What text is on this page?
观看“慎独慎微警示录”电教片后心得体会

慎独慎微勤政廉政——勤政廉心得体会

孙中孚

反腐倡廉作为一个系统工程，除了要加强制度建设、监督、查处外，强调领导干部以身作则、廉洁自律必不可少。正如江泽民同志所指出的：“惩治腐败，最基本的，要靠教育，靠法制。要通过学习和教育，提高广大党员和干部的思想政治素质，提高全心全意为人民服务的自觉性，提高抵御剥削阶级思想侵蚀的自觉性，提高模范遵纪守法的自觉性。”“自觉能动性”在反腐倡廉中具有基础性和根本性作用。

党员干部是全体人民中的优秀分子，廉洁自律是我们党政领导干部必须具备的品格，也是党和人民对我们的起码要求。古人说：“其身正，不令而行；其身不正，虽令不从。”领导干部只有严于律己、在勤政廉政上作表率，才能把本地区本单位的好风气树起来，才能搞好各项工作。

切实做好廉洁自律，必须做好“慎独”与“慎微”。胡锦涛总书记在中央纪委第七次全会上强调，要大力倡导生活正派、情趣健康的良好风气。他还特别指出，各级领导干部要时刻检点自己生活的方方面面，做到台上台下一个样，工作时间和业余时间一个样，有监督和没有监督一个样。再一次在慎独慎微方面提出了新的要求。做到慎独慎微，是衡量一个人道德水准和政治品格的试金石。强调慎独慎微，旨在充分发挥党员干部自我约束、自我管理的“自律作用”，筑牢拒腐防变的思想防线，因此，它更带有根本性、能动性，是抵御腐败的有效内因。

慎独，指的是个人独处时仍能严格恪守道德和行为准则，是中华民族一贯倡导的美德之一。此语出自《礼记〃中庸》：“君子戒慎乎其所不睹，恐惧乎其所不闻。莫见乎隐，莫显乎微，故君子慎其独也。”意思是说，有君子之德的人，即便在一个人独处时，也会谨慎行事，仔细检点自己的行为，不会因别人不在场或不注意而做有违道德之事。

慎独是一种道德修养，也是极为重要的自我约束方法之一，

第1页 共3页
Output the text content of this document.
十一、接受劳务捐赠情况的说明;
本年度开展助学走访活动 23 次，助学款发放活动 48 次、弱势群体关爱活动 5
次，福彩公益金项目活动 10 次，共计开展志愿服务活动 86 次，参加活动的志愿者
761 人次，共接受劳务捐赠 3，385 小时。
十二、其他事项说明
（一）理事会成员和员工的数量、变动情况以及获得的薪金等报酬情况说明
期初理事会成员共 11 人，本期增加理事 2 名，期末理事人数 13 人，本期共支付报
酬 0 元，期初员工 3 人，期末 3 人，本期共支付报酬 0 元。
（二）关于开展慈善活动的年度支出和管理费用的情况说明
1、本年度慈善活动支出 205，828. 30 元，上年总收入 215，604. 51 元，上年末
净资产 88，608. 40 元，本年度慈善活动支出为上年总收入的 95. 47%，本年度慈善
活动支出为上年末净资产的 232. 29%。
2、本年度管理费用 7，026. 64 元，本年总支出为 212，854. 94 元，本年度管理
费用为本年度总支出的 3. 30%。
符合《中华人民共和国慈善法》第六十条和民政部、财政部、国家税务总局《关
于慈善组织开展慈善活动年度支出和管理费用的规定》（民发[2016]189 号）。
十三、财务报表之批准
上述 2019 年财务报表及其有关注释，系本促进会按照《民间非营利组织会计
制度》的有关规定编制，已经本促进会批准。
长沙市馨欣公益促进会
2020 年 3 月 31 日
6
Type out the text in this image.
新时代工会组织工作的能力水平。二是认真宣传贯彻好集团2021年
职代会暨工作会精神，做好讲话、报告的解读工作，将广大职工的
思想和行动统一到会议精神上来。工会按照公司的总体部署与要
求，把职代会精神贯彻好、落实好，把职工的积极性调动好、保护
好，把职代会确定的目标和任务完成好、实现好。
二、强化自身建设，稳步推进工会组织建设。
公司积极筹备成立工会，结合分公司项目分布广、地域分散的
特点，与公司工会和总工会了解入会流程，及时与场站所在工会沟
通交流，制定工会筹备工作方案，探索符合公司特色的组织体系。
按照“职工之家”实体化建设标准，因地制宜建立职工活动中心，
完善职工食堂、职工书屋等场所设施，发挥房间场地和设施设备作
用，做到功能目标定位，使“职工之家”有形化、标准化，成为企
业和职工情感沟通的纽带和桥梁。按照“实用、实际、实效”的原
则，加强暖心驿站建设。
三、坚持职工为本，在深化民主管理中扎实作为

★ ★ ★ ★ ★

Set problem => Quote the listing in full, please, keeping every line exact.

Written answer =>
What text is on this page?
观看“慎独慎微警示录”电教片后心得体会

慎独慎微勤政廉政——勤政廉心得体会

孙中孚

反腐倡廉作为一个系统工程，除了要加强制度建设、监督、查处外，强调领导干部以身作则、廉洁自律必不可少。正如江泽民同志所指出的：“惩治腐败，最基本的，要靠教育，靠法制。要通过学习和教育，提高广大党员和干部的思想政治素质，提高全心全意为人民服务的自觉性，提高抵御剥削阶级思想侵蚀的自觉性，提高模范遵纪守法的自觉性。”“自觉能动性”在反腐倡廉中具有基础性和根本性作用。

党员干部是全体人民中的优秀分子，廉洁自律是我们党政领导干部必须具备的品格，也是党和人民对我们的起码要求。古人说：“其身正，不令而行；其身不正，虽令不从。”领导干部只有严于律己、在勤政廉政上作表率，才能把本地区本单位的好风气树起来，才能搞好各项工作。

切实做好廉洁自律，必须做好“慎独”与“慎微”。胡锦涛总书记在中央纪委第七次全会上强调，要大力倡导生活正派、情趣健康的良好风气。他还特别指出，各级领导干部要时刻检点自己生活的方方面面，做到台上台下一个样，工作时间和业余时间一个样，有监督和没有监督一个样。再一次在慎独慎微方面提出了新的要求。做到慎独慎微，是衡量一个人道德水准和政治品格的试金石。强调慎独慎微，旨在充分发挥党员干部自我约束、自我管理的“自律作用”，筑牢拒腐防变的思想防线，因此，它更带有根本性、能动性，是抵御腐败的有效内因。

慎独，指的是个人独处时仍能严格恪守道德和行为准则，是中华民族一贯倡导的美德之一。此语出自《礼记〃中庸》：“君子戒慎乎其所不睹，恐惧乎其所不闻。莫见乎隐，莫显乎微，故君子慎其独也。”意思是说，有君子之德的人，即便在一个人独处时，也会谨慎行事，仔细检点自己的行为，不会因别人不在场或不注意而做有违道德之事。

慎独是一种道德修养，也是极为重要的自我约束方法之一，

第1页 共3页
Output the text content of this document.
十一、接受劳务捐赠情况的说明;
本年度开展助学走访活动 23 次，助学款发放活动 48 次、弱势群体关爱活动 5
次，福彩公益金项目活动 10 次，共计开展志愿服务活动 86 次，参加活动的志愿者
761 人次，共接受劳务捐赠 3，385 小时。
十二、其他事项说明
（一）理事会成员和员工的数量、变动情况以及获得的薪金等报酬情况说明
期初理事会成员共 11 人，本期增加理事 2 名，期末理事人数 13 人，本期共支付报
酬 0 元，期初员工 3 人，期末 3 人，本期共支付报酬 0 元。
（二）关于开展慈善活动的年度支出和管理费用的情况说明
1、本年度慈善活动支出 205，828. 30 元，上年总收入 215，604. 51 元，上年末
净资产 88，608. 40 元，本年度慈善活动支出为上年总收入的 95. 47%，本年度慈善
活动支出为上年末净资产的 232. 29%。
2、本年度管理费用 7，026. 64 元，本年总支出为 212，854. 94 元，本年度管理
费用为本年度总支出的 3. 30%。
符合《中华人民共和国慈善法》第六十条和民政部、财政部、国家税务总局《关
于慈善组织开展慈善活动年度支出和管理费用的规定》（民发[2016]189 号）。
十三、财务报表之批准
上述 2019 年财务报表及其有关注释，系本促进会按照《民间非营利组织会计
制度》的有关规定编制，已经本促进会批准。
长沙市馨欣公益促进会
2020 年 3 月 31 日
6
Type out the text in this image.
新时代工会组织工作的能力水平。二是认真宣传贯彻好集团2021年
职代会暨工作会精神，做好讲话、报告的解读工作，将广大职工的
思想和行动统一到会议精神上来。工会按照公司的总体部署与要
求，把职代会精神贯彻好、落实好，把职工的积极性调动好、保护
好，把职代会确定的目标和任务完成好、实现好。
二、强化自身建设，稳步推进工会组织建设。
公司积极筹备成立工会，结合分公司项目分布广、地域分散的
特点，与公司工会和总工会了解入会流程，及时与场站所在工会沟
通交流，制定工会筹备工作方案，探索符合公司特色的组织体系。
按照“职工之家”实体化建设标准，因地制宜建立职工活动中心，
完善职工食堂、职工书屋等场所设施，发挥房间场地和设施设备作
用，做到功能目标定位，使“职工之家”有形化、标准化，成为企
业和职工情感沟通的纽带和桥梁。按照“实用、实际、实效”的原
则，加强暖心驿站建设。
三、坚持职工为本，在深化民主管理中扎实作为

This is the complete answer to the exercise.